[Start of Information provided]

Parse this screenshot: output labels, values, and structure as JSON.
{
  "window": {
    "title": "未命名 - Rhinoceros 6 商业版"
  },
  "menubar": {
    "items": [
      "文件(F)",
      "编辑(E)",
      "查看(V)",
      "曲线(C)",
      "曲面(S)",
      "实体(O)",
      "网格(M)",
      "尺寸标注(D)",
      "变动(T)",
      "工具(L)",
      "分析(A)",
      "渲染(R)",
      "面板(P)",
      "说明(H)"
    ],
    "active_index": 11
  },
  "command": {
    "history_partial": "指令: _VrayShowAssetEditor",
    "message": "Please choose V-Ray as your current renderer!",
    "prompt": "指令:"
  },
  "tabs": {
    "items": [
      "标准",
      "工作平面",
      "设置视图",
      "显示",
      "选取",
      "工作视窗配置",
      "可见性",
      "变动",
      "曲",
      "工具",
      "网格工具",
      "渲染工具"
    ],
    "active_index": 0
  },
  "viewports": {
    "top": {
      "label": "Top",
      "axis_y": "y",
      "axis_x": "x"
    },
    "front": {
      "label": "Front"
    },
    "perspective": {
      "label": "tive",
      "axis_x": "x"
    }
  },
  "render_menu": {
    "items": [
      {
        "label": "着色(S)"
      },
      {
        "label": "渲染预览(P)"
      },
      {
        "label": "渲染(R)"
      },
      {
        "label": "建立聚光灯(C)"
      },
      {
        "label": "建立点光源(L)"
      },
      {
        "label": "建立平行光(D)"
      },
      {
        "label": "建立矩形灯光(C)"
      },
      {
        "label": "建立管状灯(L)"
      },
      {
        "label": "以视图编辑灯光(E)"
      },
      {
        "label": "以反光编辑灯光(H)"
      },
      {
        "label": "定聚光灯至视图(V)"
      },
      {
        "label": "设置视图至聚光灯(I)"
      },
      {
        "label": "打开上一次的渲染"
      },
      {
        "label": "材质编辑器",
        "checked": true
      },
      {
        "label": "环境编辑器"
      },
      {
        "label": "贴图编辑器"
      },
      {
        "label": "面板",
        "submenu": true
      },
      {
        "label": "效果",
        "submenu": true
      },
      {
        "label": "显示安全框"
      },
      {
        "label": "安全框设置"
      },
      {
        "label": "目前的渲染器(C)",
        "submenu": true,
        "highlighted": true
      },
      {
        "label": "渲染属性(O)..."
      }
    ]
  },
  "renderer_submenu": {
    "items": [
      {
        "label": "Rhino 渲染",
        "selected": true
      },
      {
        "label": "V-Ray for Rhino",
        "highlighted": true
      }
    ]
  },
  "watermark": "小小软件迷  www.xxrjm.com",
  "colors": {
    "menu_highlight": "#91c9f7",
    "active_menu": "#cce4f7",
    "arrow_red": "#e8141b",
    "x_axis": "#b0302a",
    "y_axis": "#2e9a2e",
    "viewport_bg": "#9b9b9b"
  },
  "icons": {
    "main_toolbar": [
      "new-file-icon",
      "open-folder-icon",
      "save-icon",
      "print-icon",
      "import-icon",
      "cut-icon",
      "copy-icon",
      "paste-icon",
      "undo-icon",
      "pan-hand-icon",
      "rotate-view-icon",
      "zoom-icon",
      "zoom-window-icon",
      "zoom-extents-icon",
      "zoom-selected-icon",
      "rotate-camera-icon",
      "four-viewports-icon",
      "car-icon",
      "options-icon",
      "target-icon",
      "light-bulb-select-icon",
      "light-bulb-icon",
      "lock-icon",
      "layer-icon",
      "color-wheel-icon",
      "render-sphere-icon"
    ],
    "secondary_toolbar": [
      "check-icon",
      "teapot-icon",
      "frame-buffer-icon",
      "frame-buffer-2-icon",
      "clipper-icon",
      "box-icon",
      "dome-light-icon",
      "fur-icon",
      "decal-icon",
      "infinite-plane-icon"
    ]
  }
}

[End of Information provided]

*Task instructions:* Each record above should be restated word for word.

*Task response:*
Parse this screenshot: output labels, values, and structure as JSON.
{
  "window": {
    "title": "未命名 - Rhinoceros 6 商业版"
  },
  "menubar": {
    "items": [
      "文件(F)",
      "编辑(E)",
      "查看(V)",
      "曲线(C)",
      "曲面(S)",
      "实体(O)",
      "网格(M)",
      "尺寸标注(D)",
      "变动(T)",
      "工具(L)",
      "分析(A)",
      "渲染(R)",
      "面板(P)",
      "说明(H)"
    ],
    "active_index": 11
  },
  "command": {
    "history_partial": "指令: _VrayShowAssetEditor",
    "message": "Please choose V-Ray as your current renderer!",
    "prompt": "指令:"
  },
  "tabs": {
    "items": [
      "标准",
      "工作平面",
      "设置视图",
      "显示",
      "选取",
      "工作视窗配置",
      "可见性",
      "变动",
      "曲",
      "工具",
      "网格工具",
      "渲染工具"
    ],
    "active_index": 0
  },
  "viewports": {
    "top": {
      "label": "Top",
      "axis_y": "y",
      "axis_x": "x"
    },
    "front": {
      "label": "Front"
    },
    "perspective": {
      "label": "tive",
      "axis_x": "x"
    }
  },
  "render_menu": {
    "items": [
      {
        "label": "着色(S)"
      },
      {
        "label": "渲染预览(P)"
      },
      {
        "label": "渲染(R)"
      },
      {
        "label": "建立聚光灯(C)"
      },
      {
        "label": "建立点光源(L)"
      },
      {
        "label": "建立平行光(D)"
      },
      {
        "label": "建立矩形灯光(C)"
      },
      {
        "label": "建立管状灯(L)"
      },
      {
        "label": "以视图编辑灯光(E)"
      },
      {
        "label": "以反光编辑灯光(H)"
      },
      {
        "label": "定聚光灯至视图(V)"
      },
      {
        "label": "设置视图至聚光灯(I)"
      },
      {
        "label": "打开上一次的渲染"
      },
      {
        "label": "材质编辑器",
        "checked": true
      },
      {
        "label": "环境编辑器"
      },
      {
        "label": "贴图编辑器"
      },
      {
        "label": "面板",
        "submenu": true
      },
      {
        "label": "效果",
        "submenu": true
      },
      {
        "label": "显示安全框"
      },
      {
        "label": "安全框设置"
      },
      {
        "label": "目前的渲染器(C)",
        "submenu": true,
        "highlighted": true
      },
      {
        "label": "渲染属性(O)..."
      }
    ]
  },
  "renderer_submenu": {
    "items": [
      {
        "label": "Rhino 渲染",
        "selected": true
      },
      {
        "label": "V-Ray for Rhino",
        "highlighted": true
      }
    ]
  },
  "watermark": "小小软件迷  www.xxrjm.com",
  "colors": {
    "menu_highlight": "#91c9f7",
    "active_menu": "#cce4f7",
    "arrow_red": "#e8141b",
    "x_axis": "#b0302a",
    "y_axis": "#2e9a2e",
    "viewport_bg": "#9b9b9b"
  },
  "icons": {
    "main_toolbar": [
      "new-file-icon",
      "open-folder-icon",
      "save-icon",
      "print-icon",
      "import-icon",
      "cut-icon",
      "copy-icon",
      "paste-icon",
      "undo-icon",
      "pan-hand-icon",
      "rotate-view-icon",
      "zoom-icon",
      "zoom-window-icon",
      "zoom-extents-icon",
      "zoom-selected-icon",
      "rotate-camera-icon",
      "four-viewports-icon",
      "car-icon",
      "options-icon",
      "target-icon",
      "light-bulb-select-icon",
      "light-bulb-icon",
      "lock-icon",
      "layer-icon",
      "color-wheel-icon",
      "render-sphere-icon"
    ],
    "secondary_toolbar": [
      "check-icon",
      "teapot-icon",
      "frame-buffer-icon",
      "frame-buffer-2-icon",
      "clipper-icon",
      "box-icon",
      "dome-light-icon",
      "fur-icon",
      "decal-icon",
      "infinite-plane-icon"
    ]
  }
}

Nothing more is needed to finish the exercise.